Task statement:
Print the whole listing exactly.

Given entries:
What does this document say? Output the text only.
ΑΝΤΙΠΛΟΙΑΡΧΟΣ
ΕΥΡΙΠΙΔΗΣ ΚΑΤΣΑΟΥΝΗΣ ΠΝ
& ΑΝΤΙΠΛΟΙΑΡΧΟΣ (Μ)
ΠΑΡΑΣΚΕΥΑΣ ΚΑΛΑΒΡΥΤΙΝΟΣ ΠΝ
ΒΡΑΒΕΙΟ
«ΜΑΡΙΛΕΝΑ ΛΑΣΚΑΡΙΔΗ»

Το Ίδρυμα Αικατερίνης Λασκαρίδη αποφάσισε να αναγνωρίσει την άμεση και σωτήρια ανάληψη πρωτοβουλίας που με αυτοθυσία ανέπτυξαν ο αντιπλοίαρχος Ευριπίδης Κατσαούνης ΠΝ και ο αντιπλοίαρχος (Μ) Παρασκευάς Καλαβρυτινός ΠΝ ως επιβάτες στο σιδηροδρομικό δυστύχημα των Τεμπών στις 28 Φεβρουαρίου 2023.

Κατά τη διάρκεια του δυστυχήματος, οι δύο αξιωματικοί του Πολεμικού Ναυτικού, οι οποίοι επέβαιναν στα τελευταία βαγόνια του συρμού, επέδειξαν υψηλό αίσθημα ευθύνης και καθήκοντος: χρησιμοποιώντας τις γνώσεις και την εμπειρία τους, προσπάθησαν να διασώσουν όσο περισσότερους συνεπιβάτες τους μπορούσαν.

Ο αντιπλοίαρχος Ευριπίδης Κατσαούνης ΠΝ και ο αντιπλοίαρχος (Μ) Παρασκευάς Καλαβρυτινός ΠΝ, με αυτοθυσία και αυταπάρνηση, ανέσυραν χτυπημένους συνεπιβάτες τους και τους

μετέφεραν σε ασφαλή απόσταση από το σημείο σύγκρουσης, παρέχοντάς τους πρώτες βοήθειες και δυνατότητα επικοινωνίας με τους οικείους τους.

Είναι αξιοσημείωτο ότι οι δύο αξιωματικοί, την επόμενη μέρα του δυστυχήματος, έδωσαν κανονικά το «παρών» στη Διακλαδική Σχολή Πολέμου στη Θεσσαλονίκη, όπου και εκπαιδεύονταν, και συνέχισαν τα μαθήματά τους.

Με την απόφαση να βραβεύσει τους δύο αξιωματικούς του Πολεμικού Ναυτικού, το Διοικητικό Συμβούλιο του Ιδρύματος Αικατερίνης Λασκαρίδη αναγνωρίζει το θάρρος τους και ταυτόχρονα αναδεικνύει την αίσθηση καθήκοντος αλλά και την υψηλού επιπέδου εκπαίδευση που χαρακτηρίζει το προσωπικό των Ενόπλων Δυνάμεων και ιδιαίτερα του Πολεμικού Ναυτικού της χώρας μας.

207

Output:
What does this document say? Output the text only.
ΑΝΤΙΠΛΟΙΑΡΧΟΣ
ΕΥΡΙΠΙΔΗΣ ΚΑΤΣΑΟΥΝΗΣ ΠΝ
& ΑΝΤΙΠΛΟΙΑΡΧΟΣ (Μ)
ΠΑΡΑΣΚΕΥΑΣ ΚΑΛΑΒΡΥΤΙΝΟΣ ΠΝ
ΒΡΑΒΕΙΟ
«ΜΑΡΙΛΕΝΑ ΛΑΣΚΑΡΙΔΗ»

Το Ίδρυμα Αικατερίνης Λασκαρίδη αποφάσισε να αναγνωρίσει την άμεση και σωτήρια ανάληψη πρωτοβουλίας που με αυτοθυσία ανέπτυξαν ο αντιπλοίαρχος Ευριπίδης Κατσαούνης ΠΝ και ο αντιπλοίαρχος (Μ) Παρασκευάς Καλαβρυτινός ΠΝ ως επιβάτες στο σιδηροδρομικό δυστύχημα των Τεμπών στις 28 Φεβρουαρίου 2023.

Κατά τη διάρκεια του δυστυχήματος, οι δύο αξιωματικοί του Πολεμικού Ναυτικού, οι οποίοι επέβαιναν στα τελευταία βαγόνια του συρμού, επέδειξαν υψηλό αίσθημα ευθύνης και καθήκοντος: χρησιμοποιώντας τις γνώσεις και την εμπειρία τους, προσπάθησαν να διασώσουν όσο περισσότερους συνεπιβάτες τους μπορούσαν.

Ο αντιπλοίαρχος Ευριπίδης Κατσαούνης ΠΝ και ο αντιπλοίαρχος (Μ) Παρασκευάς Καλαβρυτινός ΠΝ, με αυτοθυσία και αυταπάρνηση, ανέσυραν χτυπημένους συνεπιβάτες τους και τους

μετέφεραν σε ασφαλή απόσταση από το σημείο σύγκρουσης, παρέχοντάς τους πρώτες βοήθειες και δυνατότητα επικοινωνίας με τους οικείους τους.

Είναι αξιοσημείωτο ότι οι δύο αξιωματικοί, την επόμενη μέρα του δυστυχήματος, έδωσαν κανονικά το «παρών» στη Διακλαδική Σχολή Πολέμου στη Θεσσαλονίκη, όπου και εκπαιδεύονταν, και συνέχισαν τα μαθήματά τους.

Με την απόφαση να βραβεύσει τους δύο αξιωματικούς του Πολεμικού Ναυτικού, το Διοικητικό Συμβούλιο του Ιδρύματος Αικατερίνης Λασκαρίδη αναγνωρίζει το θάρρος τους και ταυτόχρονα αναδεικνύει την αίσθηση καθήκοντος αλλά και την υψηλού επιπέδου εκπαίδευση που χαρακτηρίζει το προσωπικό των Ενόπλων Δυνάμεων και ιδιαίτερα του Πολεμικού Ναυτικού της χώρας μας.

207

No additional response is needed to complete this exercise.